━━━ TEXT EXCERPT ━━━

What statutory inspections does a theatre need for its lifting equipment?
Counterweight flying systems and scenic hoists at 12-monthly LOLER (lifting loads); performer flying rigs, orchestra pit lifts when carrying musicians, and stage lifts when moving performers at 6-monthly LOLER (lifting persons); plus passenger lifts at 6-monthly LOLER and evacuation lifts under BS EN 81-76 in higher-risk venues. The full venue compliance picture usually spans four or five regimes.
Statutory inspection of theatre and venue lifting equipment runs on a calendar that has to fit around performance schedules, dark weeks, get-in / get-out windows, touring productions, and seasonal shutdowns — none of which the regulations themselves accommodate. The legal duty is straightforward: any lifting equipment used in the venue's operation falls under LOLER thorough examination at the 6-monthly (lifts persons) or 12-monthly (lifts loads) interval, with PUWER covering the wider work-equipment estate. The operational challenge is fitting that statutory cycle around the venue calendar without disrupting the production schedule.
For venue managers, technical directors, and estates teams, the second challenge is provider fragmentation. The specialist rigging firms who understand fly-tower operation usually don't deliver the wider passenger-lift / evacuation-lift / workshop-equipment LOLER and PUWER coverage the rest of the venue runs. The general inspection firms who do deliver that wider coverage often don't bring the theatre-equipment knowledge a competent person needs to inspect a counterweight set, a performer flying rig, or a motorised bar properly. The result is multiple providers, fragmented evidence, and avoidable cost.
Venue types we work with
Theatres and entertainment venues are one of the sectors we serve. The buyer universe is more varied than the term "theatre" suggests:
- Producing and receiving theatres — regional repertory houses, West End venues, fringe and independent theatres, touring receiving houses
- Concert and music venues — purpose-built concert halls, gig venues, intimate music rooms, classical and chamber concert spaces
- Multi-purpose arts centres — town and city centre arts venues running mixed programmes (theatre, music, dance, comedy, conferences)

━━━ RECORD EXCERPTS ━━━

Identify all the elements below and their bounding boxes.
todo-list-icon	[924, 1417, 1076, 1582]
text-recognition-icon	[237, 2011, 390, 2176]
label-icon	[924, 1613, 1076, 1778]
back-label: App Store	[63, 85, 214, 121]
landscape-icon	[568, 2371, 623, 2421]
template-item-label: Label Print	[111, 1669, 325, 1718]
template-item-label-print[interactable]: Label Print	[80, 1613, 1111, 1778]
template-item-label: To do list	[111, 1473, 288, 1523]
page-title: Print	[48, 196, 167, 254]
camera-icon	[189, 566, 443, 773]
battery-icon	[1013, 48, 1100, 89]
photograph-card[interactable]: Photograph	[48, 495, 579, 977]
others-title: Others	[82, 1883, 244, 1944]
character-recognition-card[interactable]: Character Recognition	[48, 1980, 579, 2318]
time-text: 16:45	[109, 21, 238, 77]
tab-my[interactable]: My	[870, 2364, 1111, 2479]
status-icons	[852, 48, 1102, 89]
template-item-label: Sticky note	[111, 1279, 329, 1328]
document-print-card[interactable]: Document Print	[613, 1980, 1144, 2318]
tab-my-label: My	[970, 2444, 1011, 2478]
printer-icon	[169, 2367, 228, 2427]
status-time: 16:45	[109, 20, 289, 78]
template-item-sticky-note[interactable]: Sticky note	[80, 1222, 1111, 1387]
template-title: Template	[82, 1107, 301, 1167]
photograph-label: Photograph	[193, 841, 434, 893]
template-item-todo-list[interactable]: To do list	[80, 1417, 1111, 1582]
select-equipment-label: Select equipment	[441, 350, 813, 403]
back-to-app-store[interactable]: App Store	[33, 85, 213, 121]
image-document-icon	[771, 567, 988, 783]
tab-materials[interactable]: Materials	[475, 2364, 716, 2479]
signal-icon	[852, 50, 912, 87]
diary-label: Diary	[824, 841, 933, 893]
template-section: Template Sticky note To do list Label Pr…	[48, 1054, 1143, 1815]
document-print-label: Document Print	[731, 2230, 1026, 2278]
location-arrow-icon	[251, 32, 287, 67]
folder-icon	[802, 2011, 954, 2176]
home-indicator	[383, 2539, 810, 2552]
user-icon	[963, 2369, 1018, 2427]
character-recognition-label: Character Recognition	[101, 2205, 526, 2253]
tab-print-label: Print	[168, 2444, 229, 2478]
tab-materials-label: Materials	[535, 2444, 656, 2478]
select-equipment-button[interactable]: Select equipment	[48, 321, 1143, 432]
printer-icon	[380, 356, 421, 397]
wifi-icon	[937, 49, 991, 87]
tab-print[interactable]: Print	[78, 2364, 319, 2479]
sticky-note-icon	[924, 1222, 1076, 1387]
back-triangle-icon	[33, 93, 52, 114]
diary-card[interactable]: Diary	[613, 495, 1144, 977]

━━━

TASK LIST.
- 1) In the text on theatre lifting-equipment inspections, which standard applies to evacuation lifts in higher-risk venues?
- 2) Carry on the text on theatre lifting-equipment inspections from its final line.
These rows come from a different source than the text.

EXPECTED OUTPUTS.
- 1) BS EN 81-76.

- 2)
- Schools, colleges, and universities with performance spaces — drama studios, school theatres, college performance halls, university student union venues
- Religious and spiritual venues with installed performance / audio-visual rigging — large modern churches, cathedrals with concert programmes, faith centres with sustained performance use
- Conference centres with theatre or auditorium configurations — corporate event venues, exhibition venues with theatre staging
- Cinemas and film theatres — passenger lifts, projection equipment, and any installed venue rigging
- Film and TV studios — motorised hoists, motion-control rigs, lighting trusses, scenic hoists, performer flying for stunt rigs
- Amateur dramatic societies — operating their own venues or hiring spaces where they're the duty holder for the rigging
- Festivals and touring infrastructure — temporary rigs and infrastructure installed for events
Compliance considerations for venue managers
The pain points venue managers tell us about most often:
- Inspection scheduling versus production scheduling. LOLER doesn't bend to the venue calendar. Six-monthly examinations on personnel-lifting equipment have to land — dark week or not. Getting examinations into the calendar without breaking a show requires upfront planning around get-out windows, seasonal closures, and rehearsal-period quieter days.
- Touring infrastructure. Visiting productions arrive with their own flying systems, motorised hoists, and rigging. Who's responsible for compliance — the touring company (usually) or the venue (sometimes) — is governed by the contract and the venue's receiving rider. Inspection evidence exchange is part of any well-run receiving programme.
- Temporary lighting trusses and event rigs. Equipment installed for a one-off event still falls under LOLER. The hire company usually carries the equipment-side duty; the venue carries the installation safety duty.
- Education-sector duty holder confusion. School theatre rigging duty holders are sometimes unclear — does the drama department control the equipment, or the school estates function, or the local authority? In practice, the LOLER duty sits with whoever has actual control day-to-day; the school will usually need to formally appoint the duty holder if the responsibility-mapping isn't documented.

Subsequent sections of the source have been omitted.